Search code examples
javahtmldeepl

How to avoid translating df [TEXT] in the html text by Deepl?


I have a lot of data frame such as [COMPANY]in my html text file which I want exclude while Deepl translating my text. I use Deepl Java lib with api and not allowed to change the data frame format.

Any Idea how to exclude df[TEXT] from translation?

Example text:

Dear client,

Please find enclosed [EVENT] for the order you wish to execute for your account [ACCOUNT_NAME_TEXT].


Kind regards,

[COMPANY_NAME]

html file

<!DOCTYPE html>
<html>
    <head>
    </head>
    <body>
        <p>Dear client,</p>
        <p>Please find enclosed the Events for the order you wish to execute for your account [ACCOUNT_NAME_TEXT].</p>
        <p>&#160;</p>
        <p>Kind regards,</p>
        <p>[COMPANY_NAME]</p>
    </body>
</html>

Solution

  • For now, I solved it by parsing my df[TEXT] to ignore tag before translating and setting it back to the original. see the below method, it may help someone with the same request.

      private static final String BEGIN_IGNORE_TAG = "<loveIgnoreTag>";
      private static final String END_IGNORE_TAG = "</loveIgnoreTag>";
    
      public String translate( String source , String target, String text )
                    throws DeepLException, InterruptedException
            {
                //https://www.deepl.com/docs-api/xml/ignored-tags/
                ArrayList<String> ignoreTags = new ArrayList<>( ) ;
                ignoreTags.add( "loveIgnoreTag" );
                
                text = parseToIgnoreTage(text);
                
                TextTranslationOptions translationOptions = new TextTranslationOptions( )
                        .setTagHandling( "xml" )
                        .setFormality( Formality.PreferMore )
                        .setPreserveFormatting( true )
                        .setIgnoreTags( () -> ignoreTags.iterator( )  )
                        .setSentenceSplittingMode( SentenceSplittingMode.All );
        
                TextResult result = translator.translateText( text, source, target, translationOptions );
                String translationResult = parseToDataFrame(result.getText( ));     
                return translationResult;
            }
        
            private String parseToIgnoreTage( String text )
            {
                text = text.replace( "[", BEGIN_IGNORE_TAG ).replace( "]", END_IGNORE_TAG );
                return text;
            }
        
            private String parseToDataFrame( String result )
            {
                result = result.replace(BEGIN_IGNORE_TAG,"[" ).replace(  END_IGNORE_TAG, "]" );
                return result;
            }

__Data extract__:
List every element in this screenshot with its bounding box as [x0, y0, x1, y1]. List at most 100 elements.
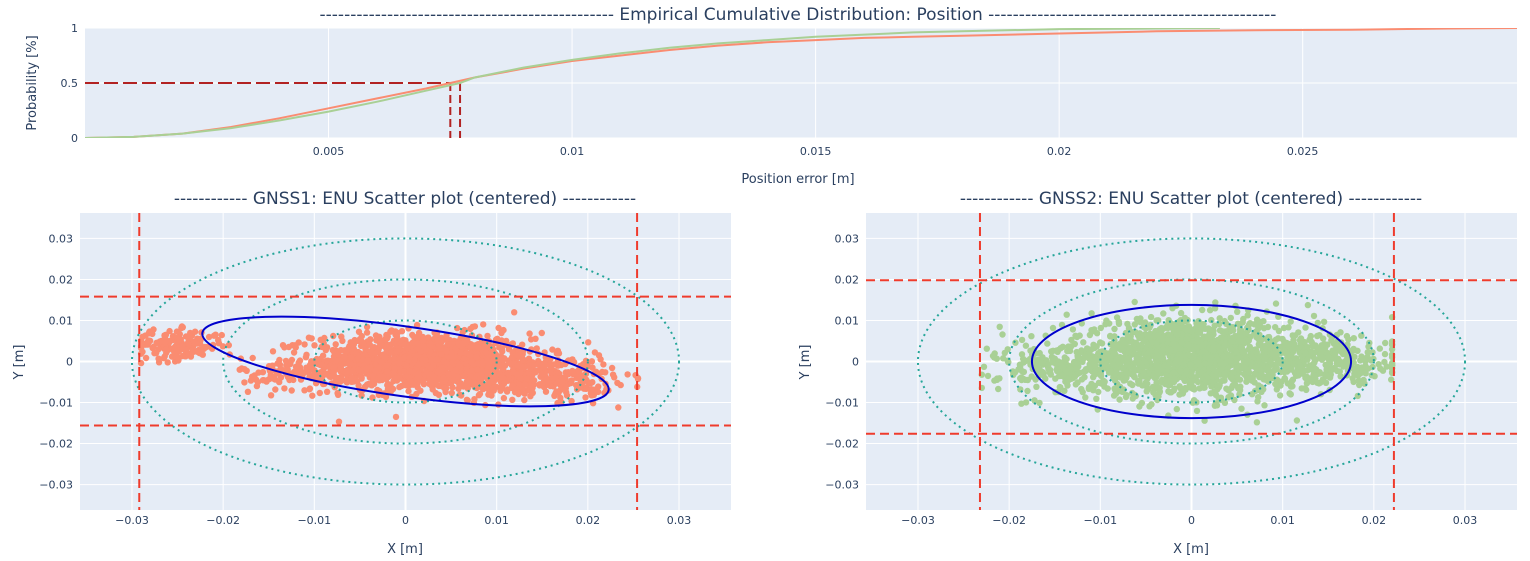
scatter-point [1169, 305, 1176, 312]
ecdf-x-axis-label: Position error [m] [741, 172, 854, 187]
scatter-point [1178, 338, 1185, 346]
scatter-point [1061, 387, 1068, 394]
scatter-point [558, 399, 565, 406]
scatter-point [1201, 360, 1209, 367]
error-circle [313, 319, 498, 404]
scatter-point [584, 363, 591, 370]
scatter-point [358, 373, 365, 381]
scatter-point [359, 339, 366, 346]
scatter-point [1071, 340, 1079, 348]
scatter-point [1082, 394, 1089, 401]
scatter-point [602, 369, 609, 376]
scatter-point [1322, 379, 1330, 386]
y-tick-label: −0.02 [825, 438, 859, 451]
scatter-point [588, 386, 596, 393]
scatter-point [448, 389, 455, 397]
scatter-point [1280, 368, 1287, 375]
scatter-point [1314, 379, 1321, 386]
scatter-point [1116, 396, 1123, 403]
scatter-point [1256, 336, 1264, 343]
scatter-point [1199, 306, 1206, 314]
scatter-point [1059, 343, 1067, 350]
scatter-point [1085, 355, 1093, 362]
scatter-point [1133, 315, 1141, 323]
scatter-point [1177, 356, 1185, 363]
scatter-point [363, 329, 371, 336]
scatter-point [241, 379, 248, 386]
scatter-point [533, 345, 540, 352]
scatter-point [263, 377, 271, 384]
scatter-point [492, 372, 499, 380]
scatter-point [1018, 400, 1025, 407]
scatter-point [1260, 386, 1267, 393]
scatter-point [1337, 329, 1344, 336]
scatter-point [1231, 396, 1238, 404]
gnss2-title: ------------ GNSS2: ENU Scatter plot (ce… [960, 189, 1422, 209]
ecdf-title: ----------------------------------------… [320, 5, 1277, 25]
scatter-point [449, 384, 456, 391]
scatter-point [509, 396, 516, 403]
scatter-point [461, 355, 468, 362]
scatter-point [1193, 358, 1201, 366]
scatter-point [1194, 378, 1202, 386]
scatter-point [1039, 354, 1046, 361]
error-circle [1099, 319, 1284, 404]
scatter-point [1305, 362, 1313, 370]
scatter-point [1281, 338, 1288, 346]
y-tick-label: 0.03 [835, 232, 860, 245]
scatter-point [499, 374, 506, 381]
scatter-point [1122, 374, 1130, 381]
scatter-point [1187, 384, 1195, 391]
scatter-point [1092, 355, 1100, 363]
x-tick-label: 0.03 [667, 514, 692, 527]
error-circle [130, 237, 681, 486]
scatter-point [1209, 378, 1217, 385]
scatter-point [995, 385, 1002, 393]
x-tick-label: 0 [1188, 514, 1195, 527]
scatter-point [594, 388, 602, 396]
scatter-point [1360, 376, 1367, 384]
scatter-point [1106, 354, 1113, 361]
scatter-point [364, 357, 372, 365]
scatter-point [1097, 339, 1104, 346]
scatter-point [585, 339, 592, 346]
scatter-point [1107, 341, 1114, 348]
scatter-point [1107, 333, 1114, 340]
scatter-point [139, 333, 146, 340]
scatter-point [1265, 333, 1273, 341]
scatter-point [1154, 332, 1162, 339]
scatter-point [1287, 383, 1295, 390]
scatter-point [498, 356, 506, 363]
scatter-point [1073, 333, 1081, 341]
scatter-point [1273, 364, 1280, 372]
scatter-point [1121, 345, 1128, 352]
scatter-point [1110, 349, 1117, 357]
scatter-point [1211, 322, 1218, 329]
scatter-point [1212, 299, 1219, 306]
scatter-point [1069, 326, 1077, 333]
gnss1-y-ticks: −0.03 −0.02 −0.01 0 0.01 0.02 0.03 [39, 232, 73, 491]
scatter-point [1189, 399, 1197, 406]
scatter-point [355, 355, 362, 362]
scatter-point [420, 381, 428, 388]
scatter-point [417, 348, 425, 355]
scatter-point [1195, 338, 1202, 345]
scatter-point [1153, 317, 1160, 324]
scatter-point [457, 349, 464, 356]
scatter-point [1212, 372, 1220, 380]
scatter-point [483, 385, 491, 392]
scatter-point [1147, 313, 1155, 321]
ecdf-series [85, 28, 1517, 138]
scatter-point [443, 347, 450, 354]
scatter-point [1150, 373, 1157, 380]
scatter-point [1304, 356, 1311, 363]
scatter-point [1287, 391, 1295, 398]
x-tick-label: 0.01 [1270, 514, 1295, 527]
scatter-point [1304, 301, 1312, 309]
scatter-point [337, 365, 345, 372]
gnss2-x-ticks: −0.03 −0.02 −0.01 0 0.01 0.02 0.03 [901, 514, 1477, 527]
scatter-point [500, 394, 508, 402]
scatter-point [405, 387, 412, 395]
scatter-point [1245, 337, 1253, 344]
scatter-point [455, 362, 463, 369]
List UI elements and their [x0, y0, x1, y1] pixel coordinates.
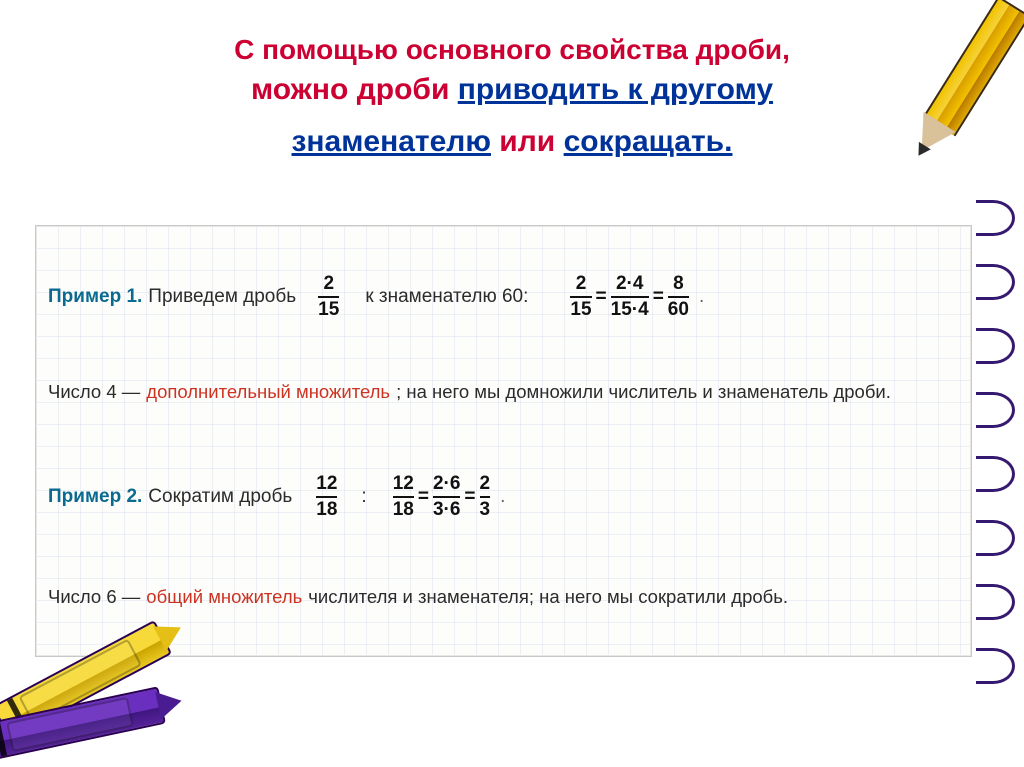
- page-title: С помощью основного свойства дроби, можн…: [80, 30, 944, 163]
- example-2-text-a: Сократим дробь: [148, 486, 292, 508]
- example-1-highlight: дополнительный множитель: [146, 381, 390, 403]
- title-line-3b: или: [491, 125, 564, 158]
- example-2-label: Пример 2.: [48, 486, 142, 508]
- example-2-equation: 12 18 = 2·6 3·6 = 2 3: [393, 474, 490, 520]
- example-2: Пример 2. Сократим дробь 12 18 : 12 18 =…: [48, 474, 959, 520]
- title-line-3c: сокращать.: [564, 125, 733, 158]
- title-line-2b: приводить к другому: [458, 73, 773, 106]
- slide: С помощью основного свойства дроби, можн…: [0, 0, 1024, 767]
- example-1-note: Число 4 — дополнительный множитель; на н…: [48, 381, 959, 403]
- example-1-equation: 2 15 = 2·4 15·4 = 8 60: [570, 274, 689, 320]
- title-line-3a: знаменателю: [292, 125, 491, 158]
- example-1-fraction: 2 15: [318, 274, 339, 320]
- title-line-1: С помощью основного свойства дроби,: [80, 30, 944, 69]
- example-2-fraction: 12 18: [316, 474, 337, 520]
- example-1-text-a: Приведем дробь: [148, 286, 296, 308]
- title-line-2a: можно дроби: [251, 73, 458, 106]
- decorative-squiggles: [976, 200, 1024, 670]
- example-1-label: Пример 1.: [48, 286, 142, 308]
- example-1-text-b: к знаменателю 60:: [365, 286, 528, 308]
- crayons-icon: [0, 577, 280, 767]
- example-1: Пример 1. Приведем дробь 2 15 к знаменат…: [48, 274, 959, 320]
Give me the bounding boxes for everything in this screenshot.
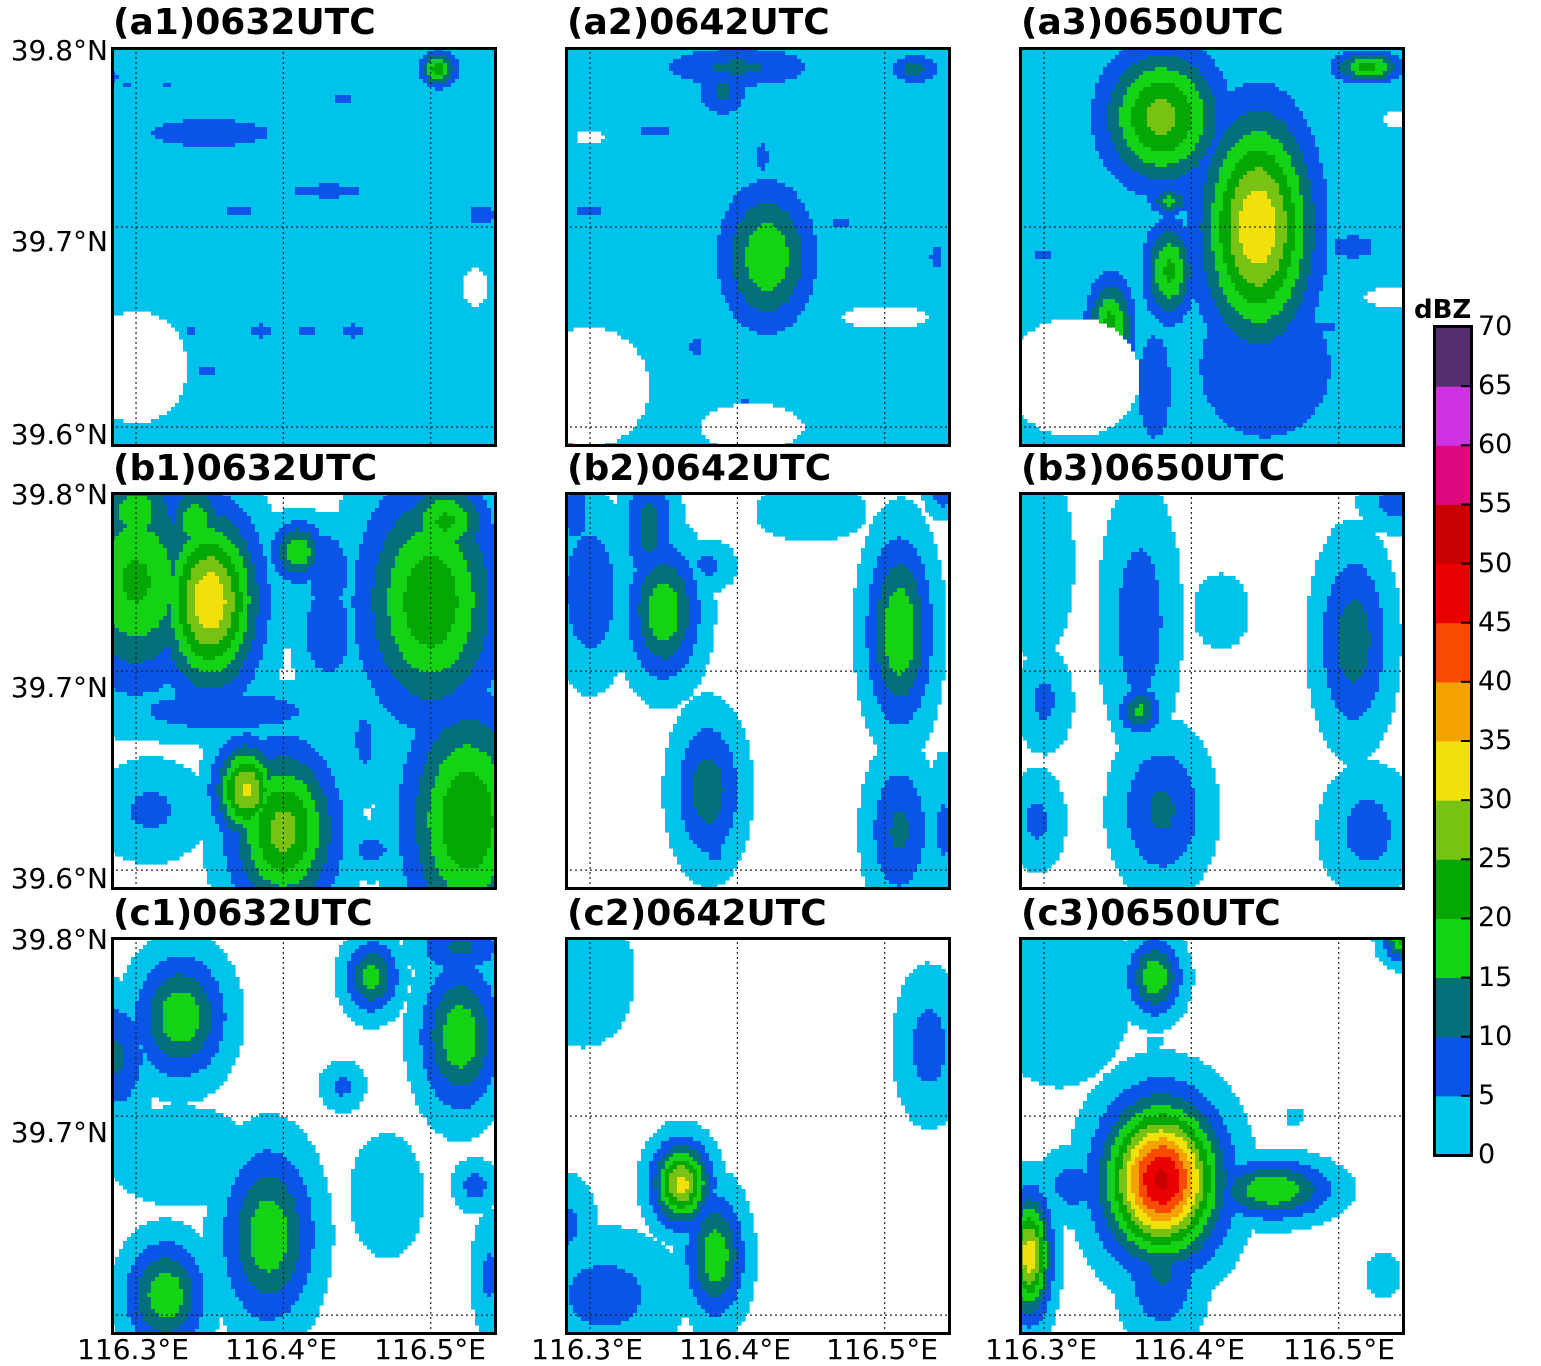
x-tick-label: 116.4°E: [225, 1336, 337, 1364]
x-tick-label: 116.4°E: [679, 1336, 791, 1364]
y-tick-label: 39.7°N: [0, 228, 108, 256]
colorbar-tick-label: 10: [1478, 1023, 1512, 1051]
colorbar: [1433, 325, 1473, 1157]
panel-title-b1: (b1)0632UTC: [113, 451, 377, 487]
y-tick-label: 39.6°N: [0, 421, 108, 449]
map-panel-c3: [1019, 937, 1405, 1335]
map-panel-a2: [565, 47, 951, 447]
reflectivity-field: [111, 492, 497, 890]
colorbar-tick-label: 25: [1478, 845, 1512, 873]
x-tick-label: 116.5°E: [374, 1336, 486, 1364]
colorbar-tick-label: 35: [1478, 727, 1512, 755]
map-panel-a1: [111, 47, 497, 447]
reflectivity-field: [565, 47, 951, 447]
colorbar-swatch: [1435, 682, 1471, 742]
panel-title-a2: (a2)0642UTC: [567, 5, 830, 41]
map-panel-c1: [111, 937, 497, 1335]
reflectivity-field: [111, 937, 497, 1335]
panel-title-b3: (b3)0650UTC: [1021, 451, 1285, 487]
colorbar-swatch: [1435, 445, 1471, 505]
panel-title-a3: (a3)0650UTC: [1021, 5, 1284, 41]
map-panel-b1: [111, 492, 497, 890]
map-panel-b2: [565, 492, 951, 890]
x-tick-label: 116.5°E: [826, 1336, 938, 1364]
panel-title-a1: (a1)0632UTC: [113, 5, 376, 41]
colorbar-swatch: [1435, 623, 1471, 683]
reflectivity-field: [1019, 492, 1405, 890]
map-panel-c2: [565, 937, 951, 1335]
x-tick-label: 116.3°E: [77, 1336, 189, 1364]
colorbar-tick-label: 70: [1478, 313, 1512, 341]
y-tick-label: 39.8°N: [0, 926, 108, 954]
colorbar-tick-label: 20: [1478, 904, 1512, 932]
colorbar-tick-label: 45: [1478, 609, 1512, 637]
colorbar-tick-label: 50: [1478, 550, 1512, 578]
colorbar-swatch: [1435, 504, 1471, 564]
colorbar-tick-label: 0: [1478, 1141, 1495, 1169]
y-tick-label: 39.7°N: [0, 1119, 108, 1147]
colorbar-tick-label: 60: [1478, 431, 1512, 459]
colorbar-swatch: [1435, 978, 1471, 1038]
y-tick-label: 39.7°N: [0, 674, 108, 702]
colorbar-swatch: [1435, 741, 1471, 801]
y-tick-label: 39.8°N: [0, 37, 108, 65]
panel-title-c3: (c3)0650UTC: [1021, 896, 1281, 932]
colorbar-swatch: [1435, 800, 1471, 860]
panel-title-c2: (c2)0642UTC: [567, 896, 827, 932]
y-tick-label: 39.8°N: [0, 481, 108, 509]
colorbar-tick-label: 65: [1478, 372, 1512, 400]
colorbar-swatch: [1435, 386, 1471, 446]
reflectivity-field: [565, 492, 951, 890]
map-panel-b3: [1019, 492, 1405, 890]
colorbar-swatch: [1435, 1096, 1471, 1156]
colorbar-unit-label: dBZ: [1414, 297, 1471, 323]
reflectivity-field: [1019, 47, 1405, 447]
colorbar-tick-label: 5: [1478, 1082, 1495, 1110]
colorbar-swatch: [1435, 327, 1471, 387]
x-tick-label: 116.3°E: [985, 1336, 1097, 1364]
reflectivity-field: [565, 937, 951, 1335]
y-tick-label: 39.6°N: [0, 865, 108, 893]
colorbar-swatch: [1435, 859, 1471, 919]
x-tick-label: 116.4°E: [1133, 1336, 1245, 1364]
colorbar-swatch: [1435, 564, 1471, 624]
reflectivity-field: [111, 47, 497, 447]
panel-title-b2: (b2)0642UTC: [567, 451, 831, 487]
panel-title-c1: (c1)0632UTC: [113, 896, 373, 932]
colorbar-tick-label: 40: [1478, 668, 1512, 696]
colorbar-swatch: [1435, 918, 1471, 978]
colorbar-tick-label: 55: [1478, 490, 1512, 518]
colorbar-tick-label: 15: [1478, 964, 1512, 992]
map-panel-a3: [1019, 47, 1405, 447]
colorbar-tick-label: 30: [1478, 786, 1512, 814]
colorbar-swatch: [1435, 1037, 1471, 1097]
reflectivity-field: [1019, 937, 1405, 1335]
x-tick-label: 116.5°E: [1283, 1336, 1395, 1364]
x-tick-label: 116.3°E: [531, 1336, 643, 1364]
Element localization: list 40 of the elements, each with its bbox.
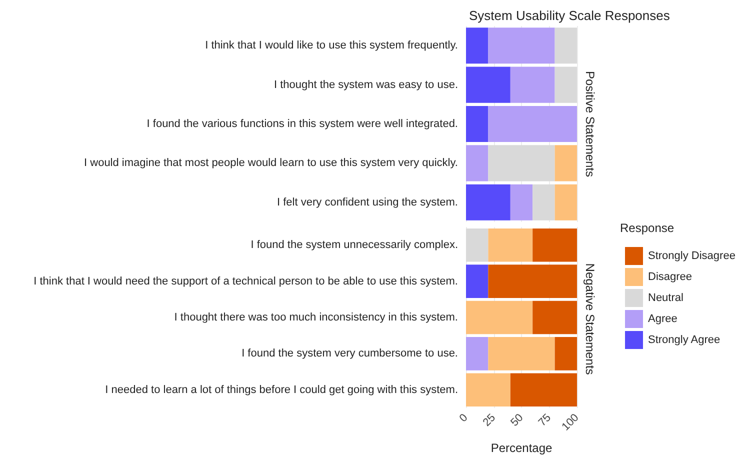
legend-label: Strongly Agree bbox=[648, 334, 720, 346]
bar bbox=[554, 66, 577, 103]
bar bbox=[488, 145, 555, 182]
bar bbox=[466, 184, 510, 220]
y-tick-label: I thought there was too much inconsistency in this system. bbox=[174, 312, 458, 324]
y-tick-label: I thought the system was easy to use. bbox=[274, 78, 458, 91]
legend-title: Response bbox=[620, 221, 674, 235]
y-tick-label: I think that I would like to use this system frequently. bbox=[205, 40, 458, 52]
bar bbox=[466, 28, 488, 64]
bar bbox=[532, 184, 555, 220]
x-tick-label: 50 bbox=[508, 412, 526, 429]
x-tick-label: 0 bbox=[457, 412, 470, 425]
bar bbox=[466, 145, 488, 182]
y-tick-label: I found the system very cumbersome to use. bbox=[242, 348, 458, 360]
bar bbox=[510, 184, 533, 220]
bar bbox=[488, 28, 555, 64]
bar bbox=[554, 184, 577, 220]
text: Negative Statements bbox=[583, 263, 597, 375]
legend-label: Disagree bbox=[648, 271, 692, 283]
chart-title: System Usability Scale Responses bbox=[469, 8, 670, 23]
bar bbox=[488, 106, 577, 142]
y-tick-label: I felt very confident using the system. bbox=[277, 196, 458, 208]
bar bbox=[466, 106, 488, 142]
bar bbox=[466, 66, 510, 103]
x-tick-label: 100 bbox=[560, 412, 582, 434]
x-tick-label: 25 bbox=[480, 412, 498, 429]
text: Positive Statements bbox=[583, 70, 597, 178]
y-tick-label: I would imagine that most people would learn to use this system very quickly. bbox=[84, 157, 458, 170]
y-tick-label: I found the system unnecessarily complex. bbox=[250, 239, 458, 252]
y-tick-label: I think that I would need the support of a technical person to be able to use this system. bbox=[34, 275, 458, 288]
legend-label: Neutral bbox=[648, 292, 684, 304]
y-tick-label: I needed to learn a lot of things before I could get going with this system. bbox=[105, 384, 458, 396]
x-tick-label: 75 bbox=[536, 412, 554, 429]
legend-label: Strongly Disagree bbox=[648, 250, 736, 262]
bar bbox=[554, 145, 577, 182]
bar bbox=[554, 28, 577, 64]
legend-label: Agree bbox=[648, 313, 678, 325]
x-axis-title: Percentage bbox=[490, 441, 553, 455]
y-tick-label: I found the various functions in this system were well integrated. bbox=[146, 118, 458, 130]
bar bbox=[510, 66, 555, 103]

__Exercise A__:
Transcribe the DeepL thread starting with "Search code examples" and going on through "data frame format.".
__Exercise B__:
In the solution code of the DeepL thread, which methods are chained onto the new TextTranslationOptions object? List them all.

__Full response A__:
Search code examples
javahtmldeepl

How to avoid translating df [TEXT] in the html text by Deepl?


I have a lot of data frame such as [COMPANY]in my html text file which I want exclude while Deepl translating my text. I use Deepl Java lib with api and not allowed to change the data frame format.

__Full response B__:
setTagHandling
setFormality
setPreserveFormatting
setIgnoreTags
setSentenceSplittingMode